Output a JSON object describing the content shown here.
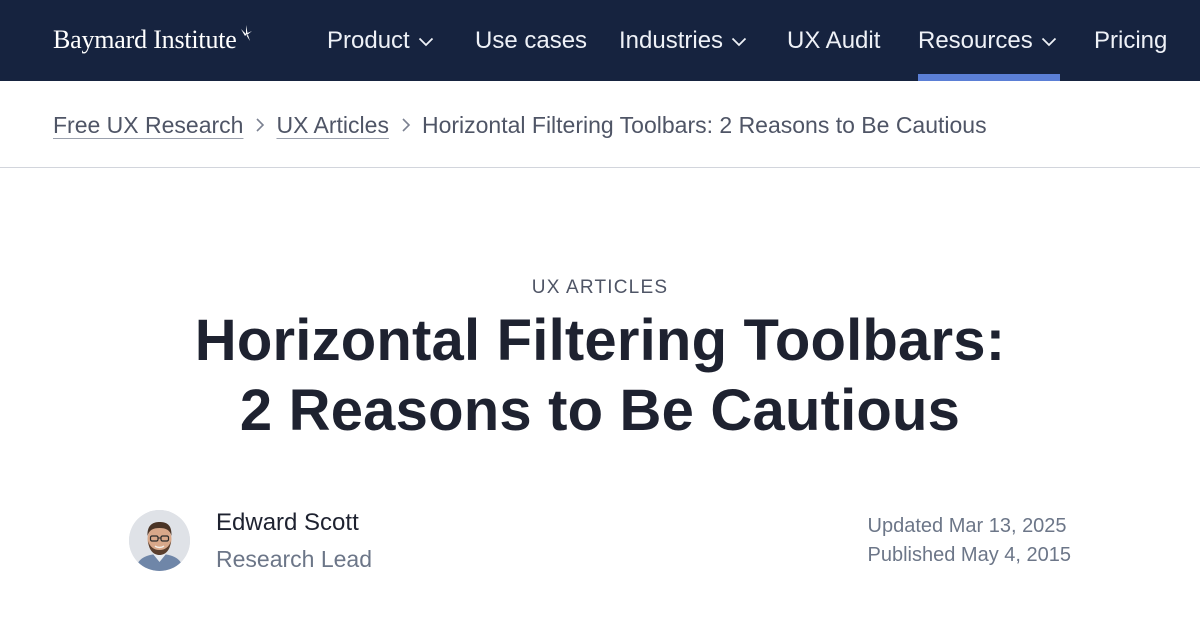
{
  "brand": {
    "name": "Baymard Institute",
    "colors": {
      "nav_bg": "#16233f",
      "accent": "#5b7fd6",
      "text": "#1e2230",
      "muted": "#6c7688"
    }
  },
  "nav": {
    "items": [
      {
        "label": "Product",
        "has_dropdown": true,
        "icon": "chevron-down-icon"
      },
      {
        "label": "Use cases",
        "has_dropdown": false
      },
      {
        "label": "Industries",
        "has_dropdown": true,
        "icon": "chevron-down-icon"
      },
      {
        "label": "UX Audit",
        "has_dropdown": false
      },
      {
        "label": "Resources",
        "has_dropdown": true,
        "icon": "chevron-down-icon",
        "active": true
      },
      {
        "label": "Pricing",
        "has_dropdown": false
      }
    ]
  },
  "breadcrumb": {
    "items": [
      {
        "label": "Free UX Research",
        "link": true
      },
      {
        "label": "UX Articles",
        "link": true
      },
      {
        "label": "Horizontal Filtering Toolbars: 2 Reasons to Be Cautious",
        "link": false
      }
    ],
    "separator_icon": "chevron-right-icon"
  },
  "article": {
    "kicker": "UX ARTICLES",
    "title_line1": "Horizontal Filtering Toolbars:",
    "title_line2": "2 Reasons to Be Cautious",
    "author": {
      "name": "Edward Scott",
      "role": "Research Lead",
      "avatar_icon": "author-avatar"
    },
    "updated": "Updated Mar 13, 2025",
    "published": "Published May 4, 2015"
  }
}
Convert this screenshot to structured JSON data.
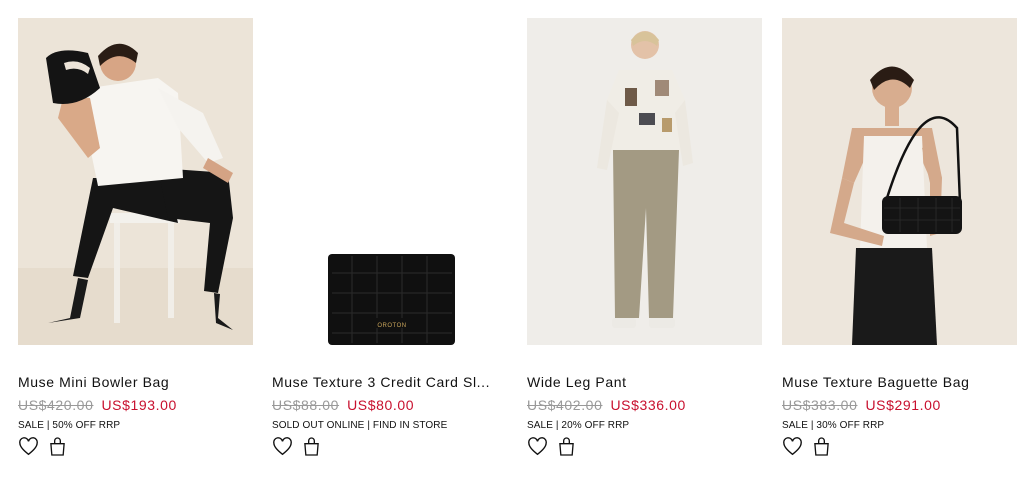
{
  "products": [
    {
      "name": "Muse Mini Bowler Bag",
      "was_price": "US$420.00",
      "sale_price": "US$193.00",
      "badge": "SALE | 50% OFF RRP"
    },
    {
      "name": "Muse Texture 3 Credit Card Sl...",
      "was_price": "US$88.00",
      "sale_price": "US$80.00",
      "badge": "SOLD OUT ONLINE | FIND IN STORE",
      "brand_stamp": "OROTON"
    },
    {
      "name": "Wide Leg Pant",
      "was_price": "US$402.00",
      "sale_price": "US$336.00",
      "badge": "SALE | 20% OFF RRP"
    },
    {
      "name": "Muse Texture Baguette Bag",
      "was_price": "US$383.00",
      "sale_price": "US$291.00",
      "badge": "SALE | 30% OFF RRP"
    }
  ],
  "icons": {
    "wishlist": "heart-icon",
    "cart": "shopping-bag-icon"
  },
  "colors": {
    "sale_price": "#c8102e",
    "was_price": "#999999"
  }
}
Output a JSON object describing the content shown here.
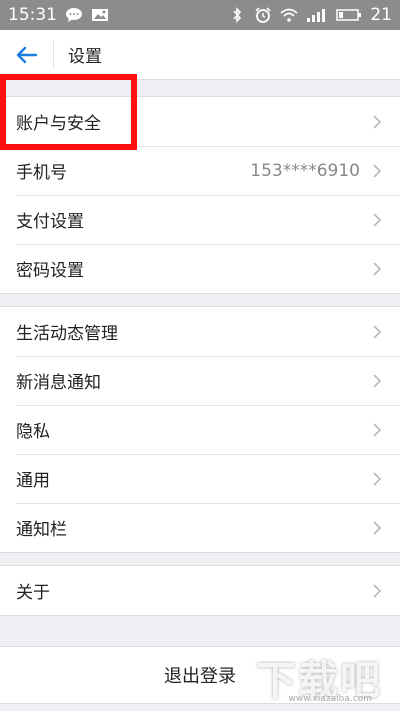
{
  "status_bar": {
    "time": "15:31",
    "battery": "21",
    "icons": [
      "chat-bubble-icon",
      "image-icon",
      "bluetooth-icon",
      "alarm-icon",
      "wifi-icon",
      "signal-icon",
      "battery-icon"
    ]
  },
  "nav": {
    "title": "设置",
    "back_icon": "back-arrow-icon"
  },
  "sections": [
    {
      "items": [
        {
          "label": "账户与安全",
          "value": ""
        },
        {
          "label": "手机号",
          "value": "153****6910"
        },
        {
          "label": "支付设置",
          "value": ""
        },
        {
          "label": "密码设置",
          "value": ""
        }
      ]
    },
    {
      "items": [
        {
          "label": "生活动态管理",
          "value": ""
        },
        {
          "label": "新消息通知",
          "value": ""
        },
        {
          "label": "隐私",
          "value": ""
        },
        {
          "label": "通用",
          "value": ""
        },
        {
          "label": "通知栏",
          "value": ""
        }
      ]
    },
    {
      "items": [
        {
          "label": "关于",
          "value": ""
        }
      ]
    }
  ],
  "logout_label": "退出登录",
  "watermark": {
    "logo": "下载吧",
    "url": "www.xiazaiba.com"
  },
  "colors": {
    "accent": "#1a7ee0",
    "highlight": "#ff1010",
    "status_bar": "#8c8c8c"
  }
}
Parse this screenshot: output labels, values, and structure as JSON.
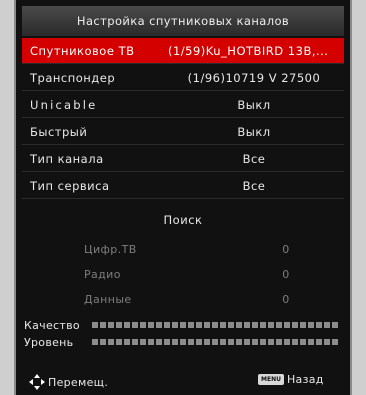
{
  "title": "Настройка спутниковых каналов",
  "rows": [
    {
      "label": "Спутниковое ТВ",
      "value": "(1/59)Ku_HOTBIRD 13B,..."
    },
    {
      "label": "Транспондер",
      "value": "(1/96)10719 V 27500"
    },
    {
      "label": "Unicable",
      "value": "Выкл"
    },
    {
      "label": "Быстрый",
      "value": "Выкл"
    },
    {
      "label": "Тип канала",
      "value": "Все"
    },
    {
      "label": "Тип сервиса",
      "value": "Все"
    }
  ],
  "search_label": "Поиск",
  "results": [
    {
      "label": "Цифр.ТВ",
      "value": "0"
    },
    {
      "label": "Радио",
      "value": "0"
    },
    {
      "label": "Данные",
      "value": "0"
    }
  ],
  "meters": {
    "quality_label": "Качество",
    "level_label": "Уровень"
  },
  "footer": {
    "move_label": "Перемещ.",
    "menu_key": "MENU",
    "back_label": "Назад"
  },
  "colors": {
    "selected": "#d40000",
    "background": "#111111"
  }
}
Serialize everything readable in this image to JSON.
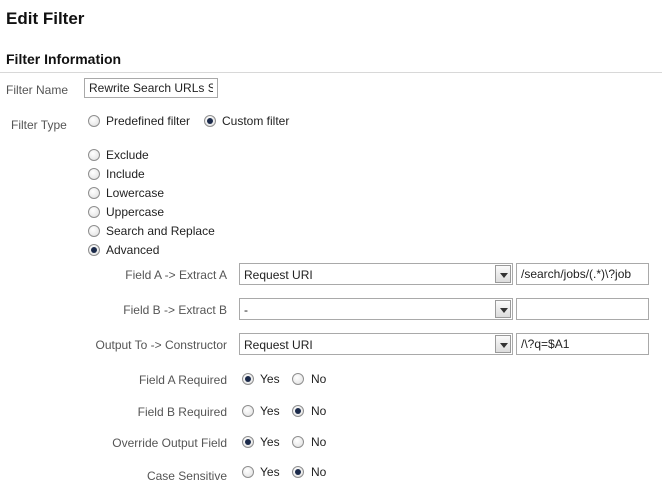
{
  "page": {
    "title": "Edit Filter",
    "section_title": "Filter Information"
  },
  "filter_name": {
    "label": "Filter Name",
    "value": "Rewrite Search URLs S"
  },
  "filter_type": {
    "label": "Filter Type",
    "options": [
      {
        "label": "Predefined filter",
        "selected": false
      },
      {
        "label": "Custom filter",
        "selected": true
      }
    ]
  },
  "custom_types": [
    {
      "label": "Exclude",
      "selected": false
    },
    {
      "label": "Include",
      "selected": false
    },
    {
      "label": "Lowercase",
      "selected": false
    },
    {
      "label": "Uppercase",
      "selected": false
    },
    {
      "label": "Search and Replace",
      "selected": false
    },
    {
      "label": "Advanced",
      "selected": true
    }
  ],
  "advanced": {
    "field_a": {
      "label": "Field A -> Extract A",
      "select_value": "Request URI",
      "input_value": "/search/jobs/(.*)\\?job"
    },
    "field_b": {
      "label": "Field B -> Extract B",
      "select_value": "-",
      "input_value": ""
    },
    "output": {
      "label": "Output To -> Constructor",
      "select_value": "Request URI",
      "input_value": "/\\?q=$A1"
    },
    "toggles": [
      {
        "label": "Field A Required",
        "yes_label": "Yes",
        "no_label": "No",
        "value": "yes"
      },
      {
        "label": "Field B Required",
        "yes_label": "Yes",
        "no_label": "No",
        "value": "no"
      },
      {
        "label": "Override Output Field",
        "yes_label": "Yes",
        "no_label": "No",
        "value": "yes"
      },
      {
        "label": "Case Sensitive",
        "yes_label": "Yes",
        "no_label": "No",
        "value": "no"
      }
    ]
  }
}
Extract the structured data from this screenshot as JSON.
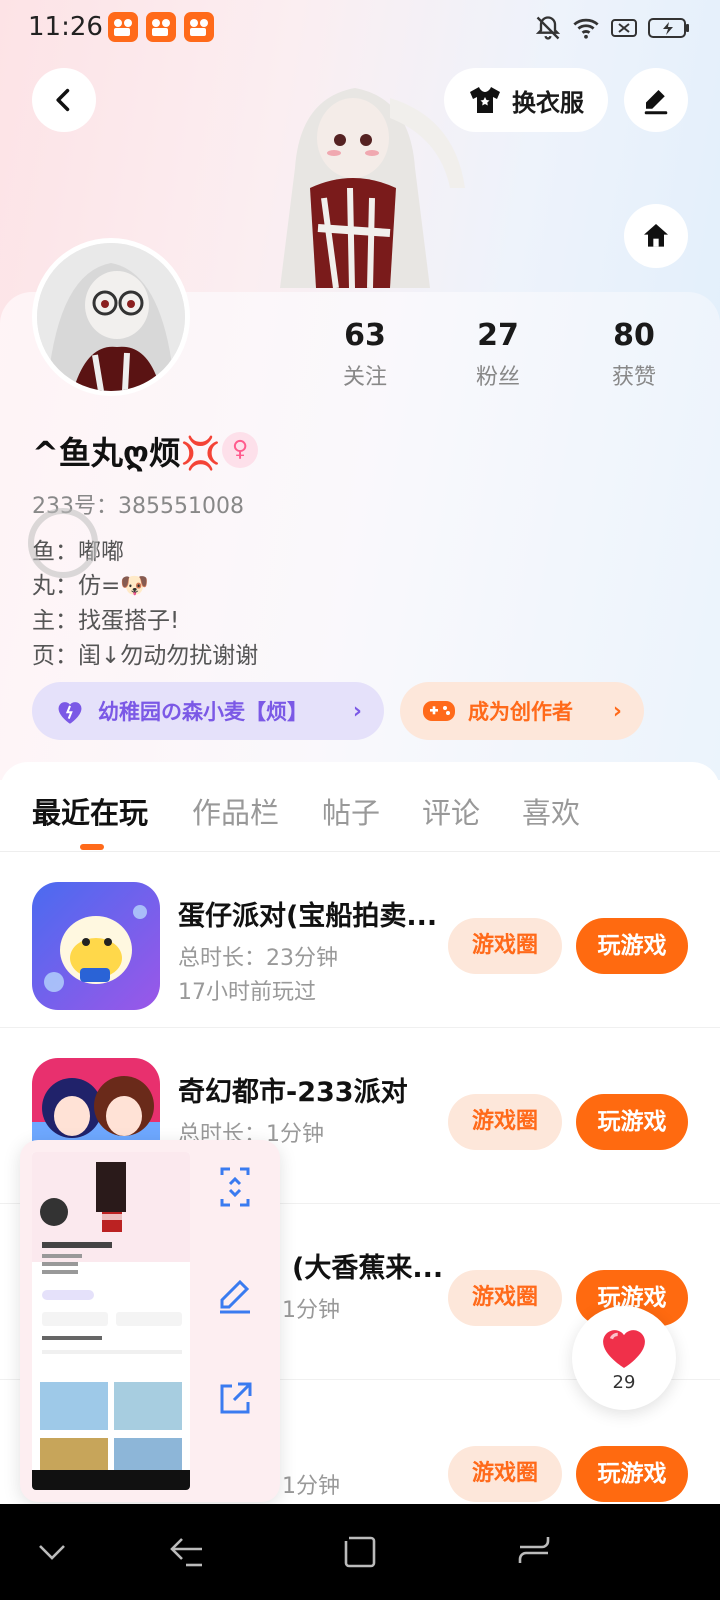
{
  "status_bar": {
    "time": "11:26",
    "app_badges": [
      "app-badge-icon",
      "app-badge-icon",
      "app-badge-icon"
    ],
    "icons": [
      "bell-off-icon",
      "wifi-icon",
      "sim-off-icon",
      "battery-charging-icon"
    ]
  },
  "header": {
    "outfit_label": "换衣服",
    "icons": [
      "back-arrow-icon",
      "tshirt-icon",
      "pencil-icon",
      "home-icon"
    ]
  },
  "profile": {
    "stats": [
      {
        "num": "63",
        "label": "关注"
      },
      {
        "num": "27",
        "label": "粉丝"
      },
      {
        "num": "80",
        "label": "获赞"
      }
    ],
    "nickname": "^鱼丸ღ烦💢",
    "gender_symbol": "♀",
    "uid": "233号：385551008",
    "bio": [
      "鱼：嘟嘟",
      "丸：仿=🐶",
      "主：找蛋搭子!",
      "页：闺↓勿动勿扰谢谢"
    ],
    "group_pill": "幼稚园の森小麦【烦】",
    "creator_pill": "成为创作者",
    "chevron": "›"
  },
  "tabs": [
    "最近在玩",
    "作品栏",
    "帖子",
    "评论",
    "喜欢"
  ],
  "games": [
    {
      "title": "蛋仔派对(宝船拍卖...",
      "duration": "总时长：23分钟",
      "last_played": "17小时前玩过",
      "circle_btn": "游戏圈",
      "play_btn": "玩游戏"
    },
    {
      "title": "奇幻都市-233派对",
      "duration": "总时长：1分钟",
      "last_played": "",
      "circle_btn": "游戏圈",
      "play_btn": "玩游戏"
    },
    {
      "title": "(大香蕉来...",
      "duration": "1分钟",
      "last_played": "",
      "circle_btn": "游戏圈",
      "play_btn": "玩游戏"
    },
    {
      "title": "",
      "duration": "1分钟",
      "last_played": "",
      "circle_btn": "游戏圈",
      "play_btn": "玩游戏"
    }
  ],
  "float_card": {
    "actions": [
      "scroll-capture-icon",
      "edit-icon",
      "share-icon"
    ]
  },
  "like_bubble": {
    "count": "29"
  },
  "nav": [
    "nav-down-icon",
    "nav-back-icon",
    "nav-home-icon",
    "nav-recent-icon"
  ],
  "colors": {
    "accent": "#ff6a10",
    "accent_light": "#fde7da",
    "purple": "#7b59e6",
    "purple_light": "#e5e1fa",
    "pink": "#ff5b8d"
  }
}
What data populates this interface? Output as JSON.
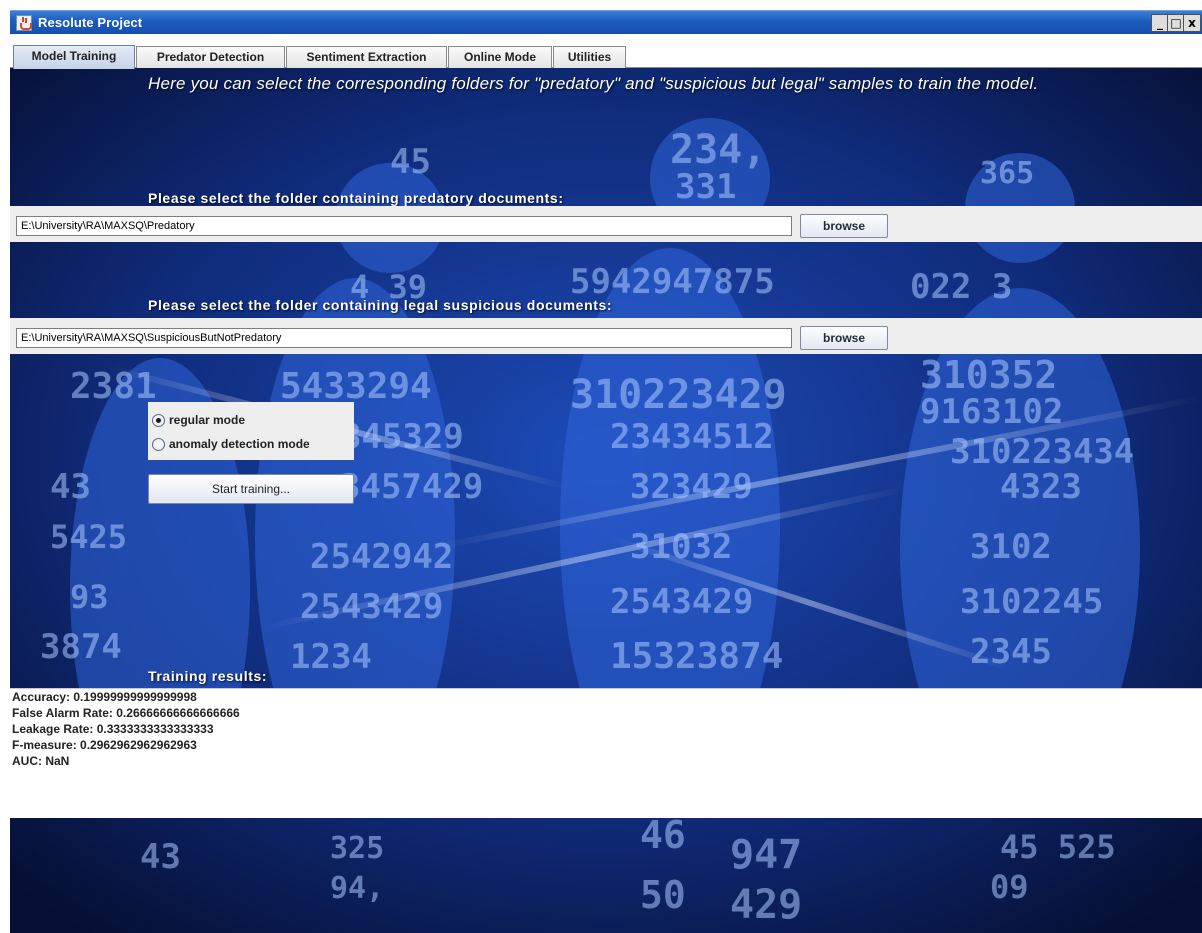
{
  "window": {
    "title": "Resolute Project",
    "controls": [
      "_",
      "□",
      "x"
    ]
  },
  "tabs": [
    {
      "label": "Model Training",
      "active": true
    },
    {
      "label": "Predator Detection",
      "active": false
    },
    {
      "label": "Sentiment Extraction",
      "active": false
    },
    {
      "label": "Online Mode",
      "active": false
    },
    {
      "label": "Utilities",
      "active": false
    }
  ],
  "training": {
    "intro": "Here you can select the corresponding folders for \"predatory\" and \"suspicious but legal\" samples to train the model.",
    "predatory_label": "Please select the folder containing predatory documents:",
    "predatory_path": "E:\\University\\RA\\MAXSQ\\Predatory",
    "legal_label": "Please select the folder containing legal suspicious documents:",
    "legal_path": "E:\\University\\RA\\MAXSQ\\SuspiciousButNotPredatory",
    "browse_label": "browse",
    "modes": [
      {
        "label": "regular mode",
        "selected": true
      },
      {
        "label": "anomaly detection mode",
        "selected": false
      }
    ],
    "start_label": "Start training...",
    "results_label": "Training results:",
    "results": [
      "Accuracy: 0.19999999999999998",
      "False Alarm Rate: 0.26666666666666666",
      "Leakage Rate: 0.3333333333333333",
      "F-measure: 0.2962962962962963",
      "AUC: NaN"
    ]
  },
  "colors": {
    "title_bar": "#1c5bbd",
    "background_dark": "#0a1842",
    "digits": "#9fc3ff"
  }
}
★ ★ ★
Aim =>
The lines to collect are those holding the string "duration"; copy them all.

Expected output =>
      "duration": "总时长：23分钟",
      "duration": "总时长：1分钟",
      "duration": "1分钟",
      "duration": "1分钟",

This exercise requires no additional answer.